AIM OF THE EXERCISE:
All of the listing below must be repeated word for word. Pictures are the only thing to omit.

[Extracted data entries]

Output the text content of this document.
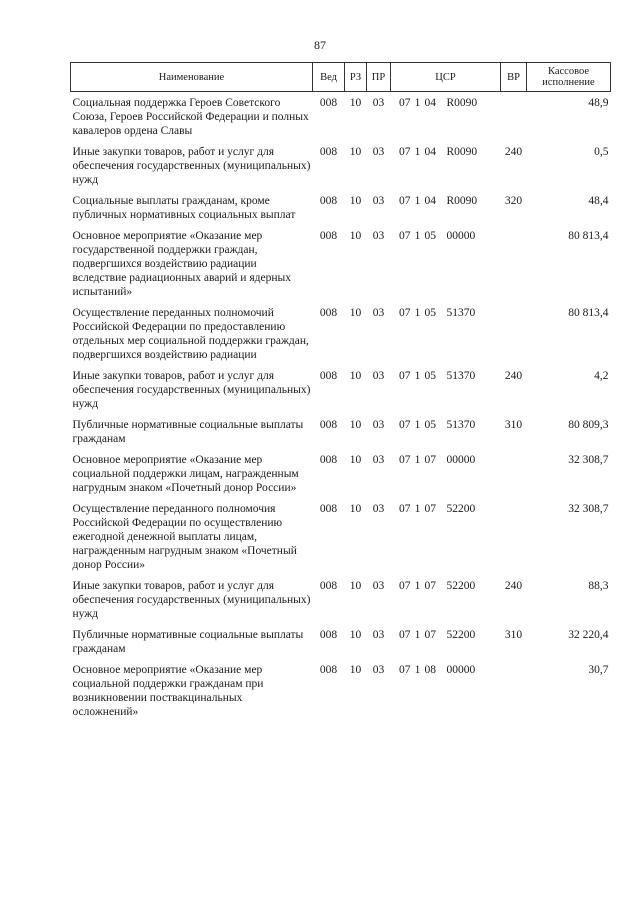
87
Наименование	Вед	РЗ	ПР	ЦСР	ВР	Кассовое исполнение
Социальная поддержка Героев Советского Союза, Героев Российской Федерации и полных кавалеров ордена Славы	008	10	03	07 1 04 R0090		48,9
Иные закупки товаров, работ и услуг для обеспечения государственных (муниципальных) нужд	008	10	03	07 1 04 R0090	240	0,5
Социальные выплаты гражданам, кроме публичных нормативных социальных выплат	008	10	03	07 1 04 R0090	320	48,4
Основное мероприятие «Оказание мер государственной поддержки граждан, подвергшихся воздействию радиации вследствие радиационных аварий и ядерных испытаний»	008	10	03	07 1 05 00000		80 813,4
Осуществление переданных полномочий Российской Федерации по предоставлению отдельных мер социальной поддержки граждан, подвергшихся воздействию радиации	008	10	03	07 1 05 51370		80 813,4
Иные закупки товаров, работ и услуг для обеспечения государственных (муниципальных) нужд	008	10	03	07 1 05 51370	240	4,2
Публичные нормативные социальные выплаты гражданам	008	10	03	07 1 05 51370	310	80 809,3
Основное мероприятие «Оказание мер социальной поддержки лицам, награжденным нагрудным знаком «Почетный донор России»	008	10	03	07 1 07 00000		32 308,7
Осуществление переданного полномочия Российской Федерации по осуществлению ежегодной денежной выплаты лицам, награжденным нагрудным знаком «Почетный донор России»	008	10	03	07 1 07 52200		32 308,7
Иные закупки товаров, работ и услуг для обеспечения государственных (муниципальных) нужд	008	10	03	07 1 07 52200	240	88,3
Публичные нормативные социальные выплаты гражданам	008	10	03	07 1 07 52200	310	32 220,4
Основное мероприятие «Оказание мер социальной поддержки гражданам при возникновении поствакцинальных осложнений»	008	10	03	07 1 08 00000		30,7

OUTPUT OF THE EXERCISE:
Output the text content of this document.
87
Наименование	Вед	РЗ	ПР	ЦСР	ВР	Кассовое исполнение
Социальная поддержка Героев Советского Союза, Героев Российской Федерации и полных кавалеров ордена Славы	008	10	03	07 1 04 R0090		48,9
Иные закупки товаров, работ и услуг для обеспечения государственных (муниципальных) нужд	008	10	03	07 1 04 R0090	240	0,5
Социальные выплаты гражданам, кроме публичных нормативных социальных выплат	008	10	03	07 1 04 R0090	320	48,4
Основное мероприятие «Оказание мер государственной поддержки граждан, подвергшихся воздействию радиации вследствие радиационных аварий и ядерных испытаний»	008	10	03	07 1 05 00000		80 813,4
Осуществление переданных полномочий Российской Федерации по предоставлению отдельных мер социальной поддержки граждан, подвергшихся воздействию радиации	008	10	03	07 1 05 51370		80 813,4
Иные закупки товаров, работ и услуг для обеспечения государственных (муниципальных) нужд	008	10	03	07 1 05 51370	240	4,2
Публичные нормативные социальные выплаты гражданам	008	10	03	07 1 05 51370	310	80 809,3
Основное мероприятие «Оказание мер социальной поддержки лицам, награжденным нагрудным знаком «Почетный донор России»	008	10	03	07 1 07 00000		32 308,7
Осуществление переданного полномочия Российской Федерации по осуществлению ежегодной денежной выплаты лицам, награжденным нагрудным знаком «Почетный донор России»	008	10	03	07 1 07 52200		32 308,7
Иные закупки товаров, работ и услуг для обеспечения государственных (муниципальных) нужд	008	10	03	07 1 07 52200	240	88,3
Публичные нормативные социальные выплаты гражданам	008	10	03	07 1 07 52200	310	32 220,4
Основное мероприятие «Оказание мер социальной поддержки гражданам при возникновении поствакцинальных осложнений»	008	10	03	07 1 08 00000		30,7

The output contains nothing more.